Extract the full set of records that follows, word for word.

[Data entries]
§ §

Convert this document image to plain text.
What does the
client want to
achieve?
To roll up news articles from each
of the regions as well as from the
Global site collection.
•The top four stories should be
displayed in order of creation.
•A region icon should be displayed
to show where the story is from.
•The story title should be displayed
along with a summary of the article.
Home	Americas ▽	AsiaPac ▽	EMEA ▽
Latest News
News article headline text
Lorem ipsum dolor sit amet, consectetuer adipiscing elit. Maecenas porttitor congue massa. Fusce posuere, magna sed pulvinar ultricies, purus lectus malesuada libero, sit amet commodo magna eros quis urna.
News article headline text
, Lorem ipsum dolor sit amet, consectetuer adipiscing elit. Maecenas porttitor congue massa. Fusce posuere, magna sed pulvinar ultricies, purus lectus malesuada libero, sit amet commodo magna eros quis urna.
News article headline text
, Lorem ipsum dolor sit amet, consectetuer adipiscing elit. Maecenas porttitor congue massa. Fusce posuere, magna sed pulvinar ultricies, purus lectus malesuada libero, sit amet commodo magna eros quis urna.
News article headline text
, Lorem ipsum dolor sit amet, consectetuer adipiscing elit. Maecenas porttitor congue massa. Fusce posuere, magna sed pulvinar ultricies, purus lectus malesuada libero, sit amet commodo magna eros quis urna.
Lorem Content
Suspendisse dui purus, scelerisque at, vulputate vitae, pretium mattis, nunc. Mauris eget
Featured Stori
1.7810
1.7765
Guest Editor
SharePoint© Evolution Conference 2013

§ §

__Exercise result__.
Convert this document image to plain text.
What does the
client want to
achieve?
To roll up news articles from each
of the regions as well as from the
Global site collection.
•The top four stories should be
displayed in order of creation.
•A region icon should be displayed
to show where the story is from.
•The story title should be displayed
along with a summary of the article.
Home	Americas ▽	AsiaPac ▽	EMEA ▽
Latest News
News article headline text
Lorem ipsum dolor sit amet, consectetuer adipiscing elit. Maecenas porttitor congue massa. Fusce posuere, magna sed pulvinar ultricies, purus lectus malesuada libero, sit amet commodo magna eros quis urna.
News article headline text
, Lorem ipsum dolor sit amet, consectetuer adipiscing elit. Maecenas porttitor congue massa. Fusce posuere, magna sed pulvinar ultricies, purus lectus malesuada libero, sit amet commodo magna eros quis urna.
News article headline text
, Lorem ipsum dolor sit amet, consectetuer adipiscing elit. Maecenas porttitor congue massa. Fusce posuere, magna sed pulvinar ultricies, purus lectus malesuada libero, sit amet commodo magna eros quis urna.
News article headline text
, Lorem ipsum dolor sit amet, consectetuer adipiscing elit. Maecenas porttitor congue massa. Fusce posuere, magna sed pulvinar ultricies, purus lectus malesuada libero, sit amet commodo magna eros quis urna.
Lorem Content
Suspendisse dui purus, scelerisque at, vulputate vitae, pretium mattis, nunc. Mauris eget
Featured Stori
1.7810
1.7765
Guest Editor
SharePoint© Evolution Conference 2013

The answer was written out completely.